Check each line of the listing below for the string "grid", and give only how many lines hold it.
────────────────────
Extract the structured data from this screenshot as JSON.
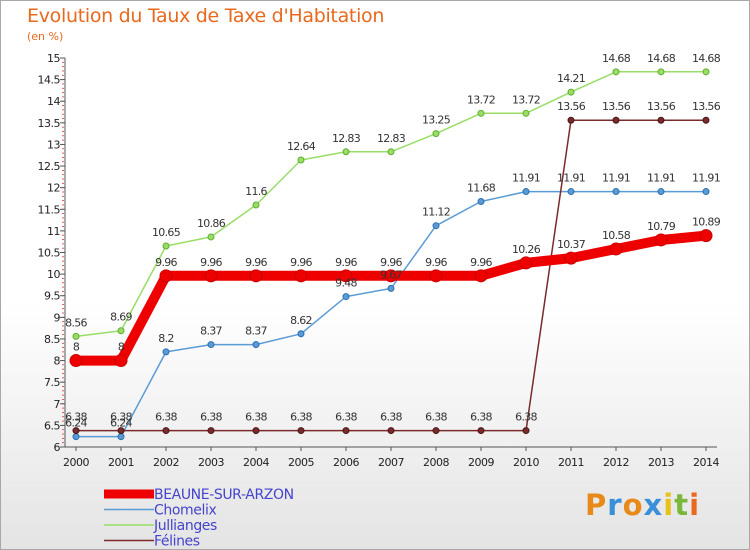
{
  "title": "Evolution du Taux de Taxe d'Habitation",
  "subtitle": "(en %)",
  "logo": {
    "text": "Proxiti",
    "letter_colors": [
      "#e88a1a",
      "#3a8fd8",
      "#e88a1a",
      "#3a8fd8",
      "#e8c21a",
      "#7ab83a",
      "#e8681e"
    ]
  },
  "chart_data": {
    "type": "line",
    "x": [
      2000,
      2001,
      2002,
      2003,
      2004,
      2005,
      2006,
      2007,
      2008,
      2009,
      2010,
      2011,
      2012,
      2013,
      2014
    ],
    "ylim": [
      6,
      15
    ],
    "yticks": [
      "6",
      "6.5",
      "7",
      "7.5",
      "8",
      "8.5",
      "9",
      "9.5",
      "10",
      "10.5",
      "11",
      "11.5",
      "12",
      "12.5",
      "13",
      "13.5",
      "14",
      "14.5",
      "15"
    ],
    "grid": false,
    "legend_position": "bottom-left",
    "series": [
      {
        "name": "BEAUNE-SUR-ARZON",
        "color": "#ee0000",
        "width": 10,
        "values": [
          8,
          8,
          9.96,
          9.96,
          9.96,
          9.96,
          9.96,
          9.96,
          9.96,
          9.96,
          10.26,
          10.37,
          10.58,
          10.79,
          10.89
        ],
        "labels": [
          "8",
          "8",
          "9.96",
          "9.96",
          "9.96",
          "9.96",
          "9.96",
          "9.96",
          "9.96",
          "9.96",
          "10.26",
          "10.37",
          "10.58",
          "10.79",
          "10.89"
        ]
      },
      {
        "name": "Chomelix",
        "color": "#5b9bd5",
        "width": 1.5,
        "values": [
          6.24,
          6.24,
          8.2,
          8.37,
          8.37,
          8.62,
          9.48,
          9.67,
          11.12,
          11.68,
          11.91,
          11.91,
          11.91,
          11.91,
          11.91
        ],
        "labels": [
          "6.24",
          "6.24",
          "8.2",
          "8.37",
          "8.37",
          "8.62",
          "9.48",
          "9.67",
          "11.12",
          "11.68",
          "11.91",
          "11.91",
          "11.91",
          "11.91",
          "11.91"
        ]
      },
      {
        "name": "Jullianges",
        "color": "#99dd66",
        "width": 1.5,
        "values": [
          8.56,
          8.69,
          10.65,
          10.86,
          11.6,
          12.64,
          12.83,
          12.83,
          13.25,
          13.72,
          13.72,
          14.21,
          14.68,
          14.68,
          14.68
        ],
        "labels": [
          "8.56",
          "8.69",
          "10.65",
          "10.86",
          "11.6",
          "12.64",
          "12.83",
          "12.83",
          "13.25",
          "13.72",
          "13.72",
          "14.21",
          "14.68",
          "14.68",
          "14.68"
        ]
      },
      {
        "name": "Félines",
        "color": "#7a2a2a",
        "width": 1.5,
        "values": [
          6.38,
          6.38,
          6.38,
          6.38,
          6.38,
          6.38,
          6.38,
          6.38,
          6.38,
          6.38,
          6.38,
          13.56,
          13.56,
          13.56,
          13.56
        ],
        "labels": [
          "6.38",
          "6.38",
          "6.38",
          "6.38",
          "6.38",
          "6.38",
          "6.38",
          "6.38",
          "6.38",
          "6.38",
          "6.38",
          "13.56",
          "13.56",
          "13.56",
          "13.56"
        ]
      }
    ]
  }
}
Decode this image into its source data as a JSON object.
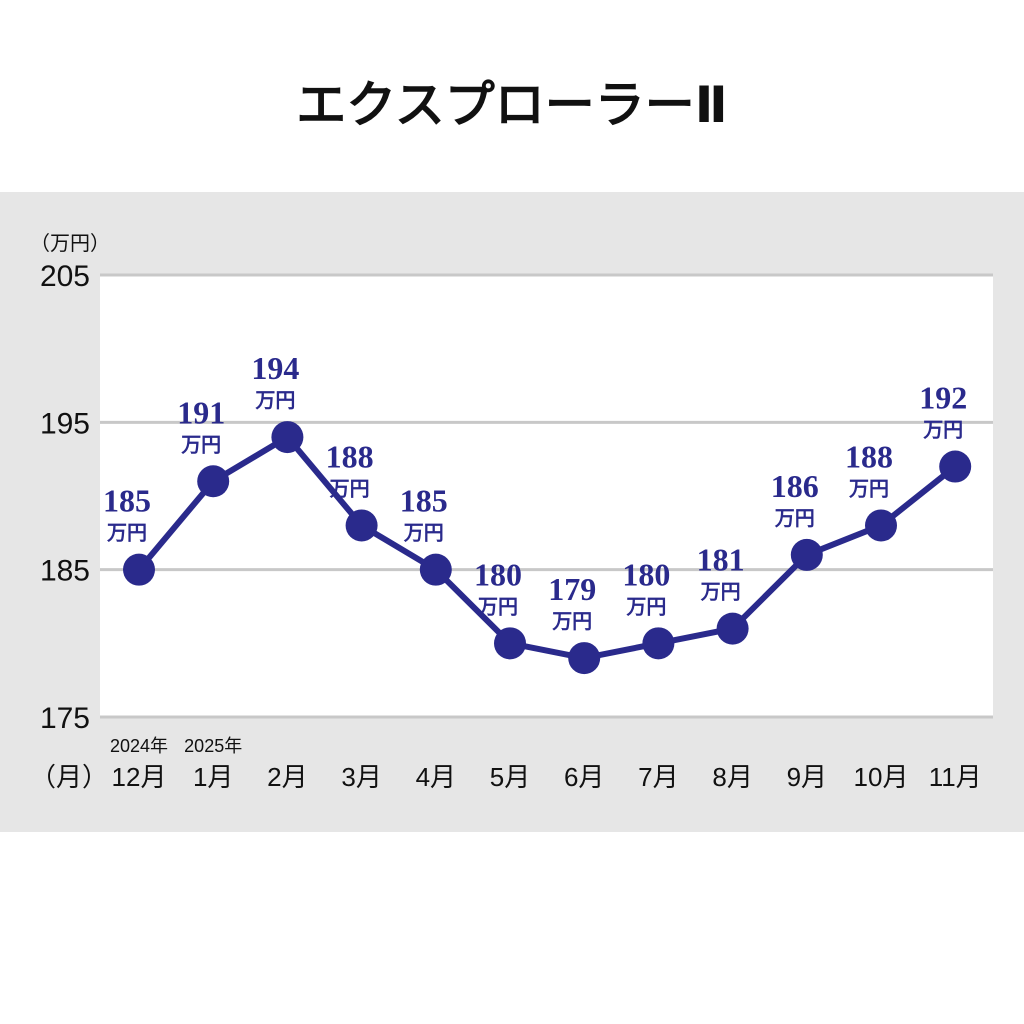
{
  "chart_data": {
    "type": "line",
    "title": "エクスプローラーⅡ",
    "y_unit_label": "（万円）",
    "x_unit_label": "（月）",
    "ylim": [
      175,
      205
    ],
    "yticks": [
      "205",
      "195",
      "185",
      "175"
    ],
    "grid": true,
    "categories": [
      "12月",
      "1月",
      "2月",
      "3月",
      "4月",
      "5月",
      "6月",
      "7月",
      "8月",
      "9月",
      "10月",
      "11月"
    ],
    "year_labels": [
      {
        "index": 0,
        "label": "2024年"
      },
      {
        "index": 1,
        "label": "2025年"
      }
    ],
    "value_unit": "万円",
    "series": [
      {
        "values": [
          185,
          191,
          194,
          188,
          185,
          180,
          179,
          180,
          181,
          186,
          188,
          192
        ],
        "color": "#2a2a8c"
      }
    ]
  },
  "colors": {
    "panel_bg": "#e6e6e6",
    "plot_bg": "#ffffff",
    "grid": "#c8c8c8",
    "series": "#2a2a8c"
  }
}
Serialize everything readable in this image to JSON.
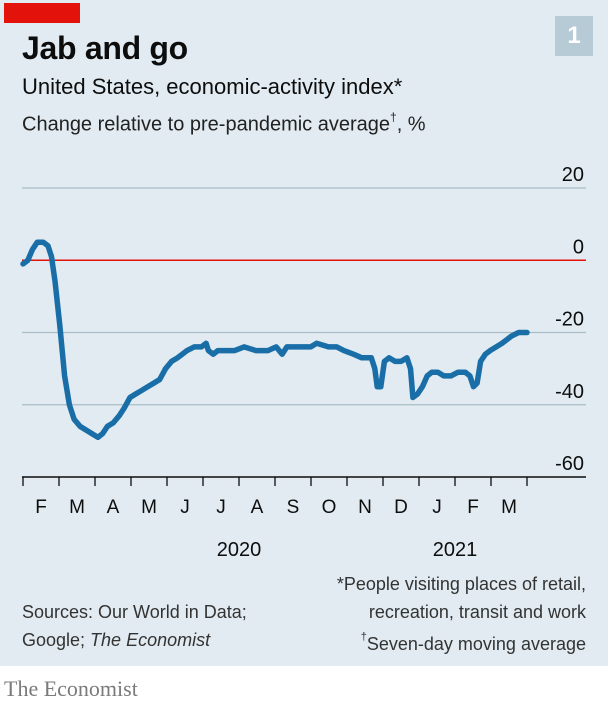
{
  "header": {
    "title": "Jab and go",
    "badge": "1",
    "subtitle": "United States, economic-activity index*",
    "subtitle2_main": "Change relative to pre-pandemic average",
    "subtitle2_dagger": "†",
    "subtitle2_suffix": ", %"
  },
  "chart_data": {
    "type": "line",
    "title": "United States, economic-activity index*",
    "ylabel": "Change relative to pre-pandemic average, %",
    "ylim": [
      -60,
      20
    ],
    "yticks": [
      "20",
      "0",
      "-20",
      "-40",
      "-60"
    ],
    "months": [
      "F",
      "M",
      "A",
      "M",
      "J",
      "J",
      "A",
      "S",
      "O",
      "N",
      "D",
      "J",
      "F",
      "M"
    ],
    "years": [
      "2020",
      "2021"
    ],
    "x_start": "2020-02-01",
    "x_end": "2021-03-31",
    "series": [
      {
        "color": "#1a6ea8",
        "points": [
          [
            "2020-02-01",
            -1
          ],
          [
            "2020-02-05",
            0
          ],
          [
            "2020-02-09",
            3
          ],
          [
            "2020-02-13",
            5
          ],
          [
            "2020-02-18",
            5
          ],
          [
            "2020-02-22",
            4
          ],
          [
            "2020-02-25",
            1
          ],
          [
            "2020-02-28",
            -6
          ],
          [
            "2020-03-03",
            -18
          ],
          [
            "2020-03-07",
            -32
          ],
          [
            "2020-03-11",
            -40
          ],
          [
            "2020-03-15",
            -44
          ],
          [
            "2020-03-20",
            -46
          ],
          [
            "2020-03-25",
            -47
          ],
          [
            "2020-03-30",
            -48
          ],
          [
            "2020-04-04",
            -49
          ],
          [
            "2020-04-08",
            -48
          ],
          [
            "2020-04-12",
            -46
          ],
          [
            "2020-04-17",
            -45
          ],
          [
            "2020-04-22",
            -43
          ],
          [
            "2020-04-26",
            -41
          ],
          [
            "2020-05-01",
            -38
          ],
          [
            "2020-05-06",
            -37
          ],
          [
            "2020-05-11",
            -36
          ],
          [
            "2020-05-16",
            -35
          ],
          [
            "2020-05-21",
            -34
          ],
          [
            "2020-05-26",
            -33
          ],
          [
            "2020-05-31",
            -30
          ],
          [
            "2020-06-05",
            -28
          ],
          [
            "2020-06-10",
            -27
          ],
          [
            "2020-06-14",
            -26
          ],
          [
            "2020-06-18",
            -25
          ],
          [
            "2020-06-24",
            -24
          ],
          [
            "2020-06-30",
            -24
          ],
          [
            "2020-07-04",
            -23
          ],
          [
            "2020-07-06",
            -25
          ],
          [
            "2020-07-10",
            -26
          ],
          [
            "2020-07-14",
            -25
          ],
          [
            "2020-07-20",
            -25
          ],
          [
            "2020-07-28",
            -25
          ],
          [
            "2020-08-05",
            -24
          ],
          [
            "2020-08-15",
            -25
          ],
          [
            "2020-08-25",
            -25
          ],
          [
            "2020-09-01",
            -24
          ],
          [
            "2020-09-06",
            -26
          ],
          [
            "2020-09-10",
            -24
          ],
          [
            "2020-09-20",
            -24
          ],
          [
            "2020-09-30",
            -24
          ],
          [
            "2020-10-05",
            -23
          ],
          [
            "2020-10-15",
            -24
          ],
          [
            "2020-10-22",
            -24
          ],
          [
            "2020-10-28",
            -25
          ],
          [
            "2020-11-05",
            -26
          ],
          [
            "2020-11-12",
            -27
          ],
          [
            "2020-11-20",
            -27
          ],
          [
            "2020-11-23",
            -30
          ],
          [
            "2020-11-25",
            -35
          ],
          [
            "2020-11-28",
            -35
          ],
          [
            "2020-12-01",
            -28
          ],
          [
            "2020-12-05",
            -27
          ],
          [
            "2020-12-10",
            -28
          ],
          [
            "2020-12-15",
            -28
          ],
          [
            "2020-12-20",
            -27
          ],
          [
            "2020-12-23",
            -30
          ],
          [
            "2020-12-25",
            -38
          ],
          [
            "2020-12-29",
            -37
          ],
          [
            "2021-01-02",
            -35
          ],
          [
            "2021-01-06",
            -32
          ],
          [
            "2021-01-10",
            -31
          ],
          [
            "2021-01-15",
            -31
          ],
          [
            "2021-01-20",
            -32
          ],
          [
            "2021-01-26",
            -32
          ],
          [
            "2021-02-01",
            -31
          ],
          [
            "2021-02-07",
            -31
          ],
          [
            "2021-02-11",
            -32
          ],
          [
            "2021-02-14",
            -35
          ],
          [
            "2021-02-17",
            -34
          ],
          [
            "2021-02-20",
            -28
          ],
          [
            "2021-02-24",
            -26
          ],
          [
            "2021-02-28",
            -25
          ],
          [
            "2021-03-05",
            -24
          ],
          [
            "2021-03-10",
            -23
          ],
          [
            "2021-03-14",
            -22
          ],
          [
            "2021-03-18",
            -21
          ],
          [
            "2021-03-24",
            -20
          ],
          [
            "2021-03-31",
            -20
          ]
        ]
      }
    ],
    "grid": true,
    "zero_line_color": "#e3120b"
  },
  "footer": {
    "sources_line1": "Sources: Our World in Data;",
    "sources_line2_prefix": "Google; ",
    "sources_line2_italic": "The Economist",
    "footnote_line1": "*People visiting places of retail,",
    "footnote_line2": "recreation, transit and work",
    "footnote_line3_dagger": "†",
    "footnote_line3": "Seven-day moving average"
  },
  "brand": "The Economist",
  "colors": {
    "panel": "#e1ebf1",
    "accent_red": "#e3120b",
    "line": "#1a6ea8",
    "grid": "#a9bcc7"
  }
}
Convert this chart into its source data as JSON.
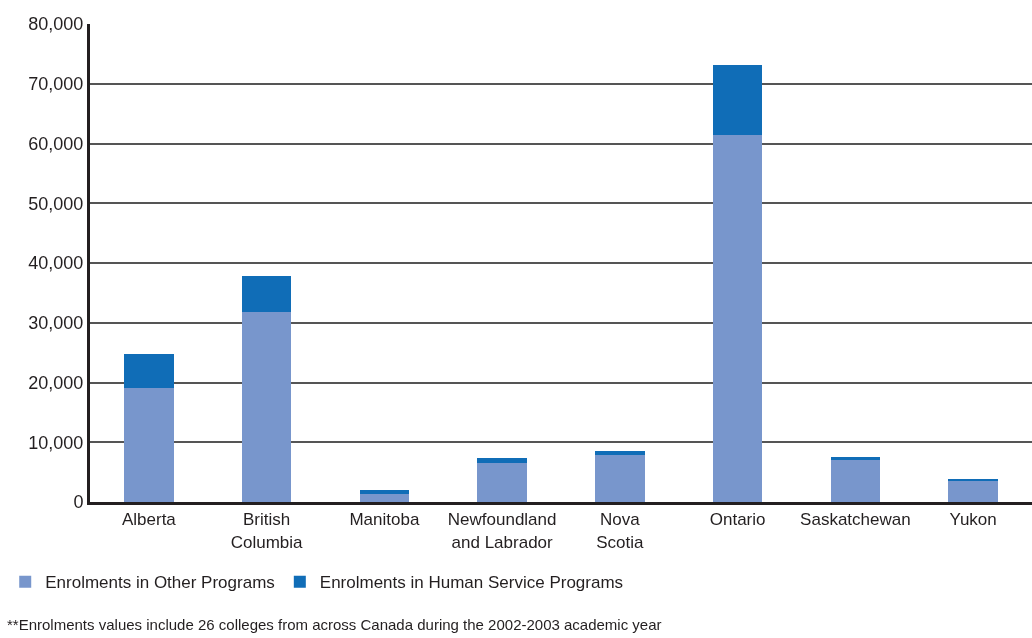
────────────────────
__Exercise result__.
5